- **Exercise goal**: Find every line with the word "JSON". Copy those lines.

* BEGIN *

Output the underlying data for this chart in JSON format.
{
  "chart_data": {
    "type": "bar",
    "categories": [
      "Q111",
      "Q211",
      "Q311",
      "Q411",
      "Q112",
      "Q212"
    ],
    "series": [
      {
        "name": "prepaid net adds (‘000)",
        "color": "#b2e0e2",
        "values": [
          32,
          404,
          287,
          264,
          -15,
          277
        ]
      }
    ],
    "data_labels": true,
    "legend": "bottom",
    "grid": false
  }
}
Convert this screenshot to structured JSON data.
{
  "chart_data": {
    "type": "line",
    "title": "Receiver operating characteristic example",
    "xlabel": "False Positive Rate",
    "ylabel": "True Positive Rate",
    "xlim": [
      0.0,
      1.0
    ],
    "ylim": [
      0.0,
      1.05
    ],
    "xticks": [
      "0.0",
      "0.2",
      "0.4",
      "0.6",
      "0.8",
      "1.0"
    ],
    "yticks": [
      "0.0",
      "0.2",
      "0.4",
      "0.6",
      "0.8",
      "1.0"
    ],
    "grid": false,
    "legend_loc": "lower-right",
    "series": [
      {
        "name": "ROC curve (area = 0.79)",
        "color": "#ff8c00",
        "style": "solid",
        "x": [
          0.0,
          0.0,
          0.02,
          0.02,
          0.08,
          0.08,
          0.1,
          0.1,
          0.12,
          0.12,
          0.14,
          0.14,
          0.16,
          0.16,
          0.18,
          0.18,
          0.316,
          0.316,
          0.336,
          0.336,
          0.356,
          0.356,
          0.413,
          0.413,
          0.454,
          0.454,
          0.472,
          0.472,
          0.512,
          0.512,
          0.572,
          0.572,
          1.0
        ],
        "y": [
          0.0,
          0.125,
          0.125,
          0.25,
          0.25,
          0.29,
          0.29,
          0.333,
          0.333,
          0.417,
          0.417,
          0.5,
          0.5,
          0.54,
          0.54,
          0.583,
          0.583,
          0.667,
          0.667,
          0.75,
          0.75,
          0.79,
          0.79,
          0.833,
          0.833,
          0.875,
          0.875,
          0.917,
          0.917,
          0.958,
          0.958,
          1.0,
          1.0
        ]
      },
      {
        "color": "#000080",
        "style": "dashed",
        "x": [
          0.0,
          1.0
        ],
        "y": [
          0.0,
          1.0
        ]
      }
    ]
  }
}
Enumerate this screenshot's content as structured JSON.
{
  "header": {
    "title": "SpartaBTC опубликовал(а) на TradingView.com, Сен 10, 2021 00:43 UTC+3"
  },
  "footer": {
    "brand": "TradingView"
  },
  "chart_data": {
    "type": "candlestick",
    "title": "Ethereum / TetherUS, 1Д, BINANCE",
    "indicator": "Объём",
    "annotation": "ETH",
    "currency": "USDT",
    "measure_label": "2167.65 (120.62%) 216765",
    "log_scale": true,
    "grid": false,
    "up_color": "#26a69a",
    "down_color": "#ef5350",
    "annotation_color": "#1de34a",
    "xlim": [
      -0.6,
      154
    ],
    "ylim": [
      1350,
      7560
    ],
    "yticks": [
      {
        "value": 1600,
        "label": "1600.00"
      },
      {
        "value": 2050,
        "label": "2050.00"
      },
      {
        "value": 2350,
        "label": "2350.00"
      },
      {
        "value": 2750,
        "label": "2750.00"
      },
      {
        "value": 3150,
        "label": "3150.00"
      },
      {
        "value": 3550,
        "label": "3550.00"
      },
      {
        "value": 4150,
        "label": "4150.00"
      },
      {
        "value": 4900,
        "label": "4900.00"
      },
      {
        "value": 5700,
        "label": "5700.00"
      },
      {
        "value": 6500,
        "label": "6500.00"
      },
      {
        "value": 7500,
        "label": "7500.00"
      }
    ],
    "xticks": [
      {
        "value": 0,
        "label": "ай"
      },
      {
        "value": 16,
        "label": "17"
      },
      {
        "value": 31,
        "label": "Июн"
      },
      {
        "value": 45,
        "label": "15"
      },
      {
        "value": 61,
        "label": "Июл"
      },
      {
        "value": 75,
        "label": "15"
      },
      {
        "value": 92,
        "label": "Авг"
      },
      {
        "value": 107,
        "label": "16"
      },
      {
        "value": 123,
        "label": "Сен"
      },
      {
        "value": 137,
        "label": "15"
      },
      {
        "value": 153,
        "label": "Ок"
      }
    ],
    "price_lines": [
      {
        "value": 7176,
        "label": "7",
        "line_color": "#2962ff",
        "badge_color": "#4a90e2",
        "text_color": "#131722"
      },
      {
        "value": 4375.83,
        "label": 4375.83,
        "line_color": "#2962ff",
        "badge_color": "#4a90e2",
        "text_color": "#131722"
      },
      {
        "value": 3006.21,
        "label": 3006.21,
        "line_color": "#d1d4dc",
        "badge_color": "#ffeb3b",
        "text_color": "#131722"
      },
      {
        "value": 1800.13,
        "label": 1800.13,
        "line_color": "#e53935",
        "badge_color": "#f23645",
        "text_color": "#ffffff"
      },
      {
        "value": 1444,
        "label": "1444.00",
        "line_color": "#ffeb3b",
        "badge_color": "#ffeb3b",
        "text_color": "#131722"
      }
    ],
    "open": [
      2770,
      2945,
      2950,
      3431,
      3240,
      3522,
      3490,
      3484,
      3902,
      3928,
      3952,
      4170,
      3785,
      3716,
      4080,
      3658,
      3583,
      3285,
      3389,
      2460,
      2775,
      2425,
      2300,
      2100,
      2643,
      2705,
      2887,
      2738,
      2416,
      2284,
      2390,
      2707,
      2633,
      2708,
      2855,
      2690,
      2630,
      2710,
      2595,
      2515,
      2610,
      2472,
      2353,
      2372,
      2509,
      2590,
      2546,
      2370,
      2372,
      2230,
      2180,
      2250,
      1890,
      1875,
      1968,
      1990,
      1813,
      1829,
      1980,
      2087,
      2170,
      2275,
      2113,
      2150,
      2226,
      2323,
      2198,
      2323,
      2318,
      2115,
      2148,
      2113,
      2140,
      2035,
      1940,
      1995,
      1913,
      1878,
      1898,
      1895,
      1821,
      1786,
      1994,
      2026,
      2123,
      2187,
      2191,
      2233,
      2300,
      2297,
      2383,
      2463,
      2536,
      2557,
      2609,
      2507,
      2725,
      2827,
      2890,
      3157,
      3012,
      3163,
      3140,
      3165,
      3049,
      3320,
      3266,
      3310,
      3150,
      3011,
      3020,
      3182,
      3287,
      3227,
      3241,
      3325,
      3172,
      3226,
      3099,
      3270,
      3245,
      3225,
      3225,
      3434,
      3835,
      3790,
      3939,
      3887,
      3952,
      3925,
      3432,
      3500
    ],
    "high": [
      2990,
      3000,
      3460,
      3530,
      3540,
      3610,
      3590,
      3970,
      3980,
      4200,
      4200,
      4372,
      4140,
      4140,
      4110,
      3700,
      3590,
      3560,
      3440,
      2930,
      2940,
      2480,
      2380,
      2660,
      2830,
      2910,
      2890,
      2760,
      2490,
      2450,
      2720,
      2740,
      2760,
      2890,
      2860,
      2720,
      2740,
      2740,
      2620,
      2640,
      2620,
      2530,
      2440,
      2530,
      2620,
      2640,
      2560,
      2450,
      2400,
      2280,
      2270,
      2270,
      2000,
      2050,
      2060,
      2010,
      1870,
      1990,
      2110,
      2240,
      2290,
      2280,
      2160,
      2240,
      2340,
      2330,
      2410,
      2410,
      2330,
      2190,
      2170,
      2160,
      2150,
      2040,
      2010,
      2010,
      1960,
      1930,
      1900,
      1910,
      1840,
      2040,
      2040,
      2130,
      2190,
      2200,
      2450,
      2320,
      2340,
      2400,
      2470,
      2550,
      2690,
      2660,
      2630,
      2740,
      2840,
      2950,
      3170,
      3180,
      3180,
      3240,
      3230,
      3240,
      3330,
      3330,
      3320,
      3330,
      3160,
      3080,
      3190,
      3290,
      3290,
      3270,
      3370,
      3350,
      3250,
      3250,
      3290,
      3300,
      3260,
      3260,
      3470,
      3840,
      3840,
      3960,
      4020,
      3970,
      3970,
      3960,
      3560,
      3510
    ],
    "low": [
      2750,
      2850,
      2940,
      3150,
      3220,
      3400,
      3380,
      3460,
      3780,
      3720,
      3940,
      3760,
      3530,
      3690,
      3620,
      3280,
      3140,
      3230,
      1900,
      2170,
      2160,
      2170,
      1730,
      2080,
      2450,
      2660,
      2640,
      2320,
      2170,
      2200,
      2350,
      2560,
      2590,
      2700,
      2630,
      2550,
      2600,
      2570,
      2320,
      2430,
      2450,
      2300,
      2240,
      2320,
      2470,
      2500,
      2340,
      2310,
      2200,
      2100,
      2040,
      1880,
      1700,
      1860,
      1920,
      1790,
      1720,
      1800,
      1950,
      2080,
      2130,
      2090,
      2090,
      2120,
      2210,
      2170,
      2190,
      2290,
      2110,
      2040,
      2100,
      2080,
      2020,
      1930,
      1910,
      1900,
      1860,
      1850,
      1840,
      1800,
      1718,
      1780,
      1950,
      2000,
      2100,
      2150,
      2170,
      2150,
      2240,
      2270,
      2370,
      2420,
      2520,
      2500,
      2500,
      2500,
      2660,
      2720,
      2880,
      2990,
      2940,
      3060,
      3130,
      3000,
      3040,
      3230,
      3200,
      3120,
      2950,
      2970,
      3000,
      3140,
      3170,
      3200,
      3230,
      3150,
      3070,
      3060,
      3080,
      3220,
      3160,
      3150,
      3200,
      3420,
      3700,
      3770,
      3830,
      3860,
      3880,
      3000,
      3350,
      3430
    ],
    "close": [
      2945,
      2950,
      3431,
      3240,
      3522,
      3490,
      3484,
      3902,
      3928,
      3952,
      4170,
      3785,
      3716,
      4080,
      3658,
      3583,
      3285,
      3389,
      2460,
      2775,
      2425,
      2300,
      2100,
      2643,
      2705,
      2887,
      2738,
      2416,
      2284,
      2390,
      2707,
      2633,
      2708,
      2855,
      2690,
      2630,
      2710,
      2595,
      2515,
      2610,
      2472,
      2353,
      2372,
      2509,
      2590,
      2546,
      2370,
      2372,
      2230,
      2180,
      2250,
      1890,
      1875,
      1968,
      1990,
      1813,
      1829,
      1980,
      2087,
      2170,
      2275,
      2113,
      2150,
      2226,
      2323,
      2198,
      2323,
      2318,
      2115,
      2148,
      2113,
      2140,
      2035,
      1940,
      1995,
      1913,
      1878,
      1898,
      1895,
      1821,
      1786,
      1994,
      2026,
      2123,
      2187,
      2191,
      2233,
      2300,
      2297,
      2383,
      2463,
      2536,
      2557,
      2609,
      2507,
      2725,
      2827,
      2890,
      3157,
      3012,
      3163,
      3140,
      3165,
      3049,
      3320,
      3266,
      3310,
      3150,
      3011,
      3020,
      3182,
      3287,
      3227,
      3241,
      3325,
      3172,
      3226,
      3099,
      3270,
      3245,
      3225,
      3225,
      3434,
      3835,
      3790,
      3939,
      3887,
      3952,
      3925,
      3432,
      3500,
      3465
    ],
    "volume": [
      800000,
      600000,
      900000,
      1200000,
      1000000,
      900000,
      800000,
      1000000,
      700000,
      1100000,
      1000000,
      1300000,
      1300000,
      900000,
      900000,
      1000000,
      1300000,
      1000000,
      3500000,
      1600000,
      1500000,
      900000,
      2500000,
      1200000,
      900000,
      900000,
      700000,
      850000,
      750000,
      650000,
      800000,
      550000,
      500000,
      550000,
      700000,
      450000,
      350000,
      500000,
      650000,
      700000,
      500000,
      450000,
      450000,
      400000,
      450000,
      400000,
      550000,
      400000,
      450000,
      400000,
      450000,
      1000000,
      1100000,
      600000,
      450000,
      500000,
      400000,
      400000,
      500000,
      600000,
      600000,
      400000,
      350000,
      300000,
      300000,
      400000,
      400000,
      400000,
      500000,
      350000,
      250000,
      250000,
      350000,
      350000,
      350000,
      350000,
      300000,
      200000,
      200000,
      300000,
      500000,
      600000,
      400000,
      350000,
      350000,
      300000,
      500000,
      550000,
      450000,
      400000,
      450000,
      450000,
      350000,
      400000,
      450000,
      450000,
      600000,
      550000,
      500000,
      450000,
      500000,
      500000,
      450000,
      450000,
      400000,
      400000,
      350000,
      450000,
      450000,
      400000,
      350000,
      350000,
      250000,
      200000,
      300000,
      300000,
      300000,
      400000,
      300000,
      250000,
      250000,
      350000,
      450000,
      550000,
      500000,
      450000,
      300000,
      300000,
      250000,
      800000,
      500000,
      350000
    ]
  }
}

* END *

- **Written answer**:
Output the underlying data for this chart in JSON format.
Convert this screenshot to structured JSON data.
Enumerate this screenshot's content as structured JSON.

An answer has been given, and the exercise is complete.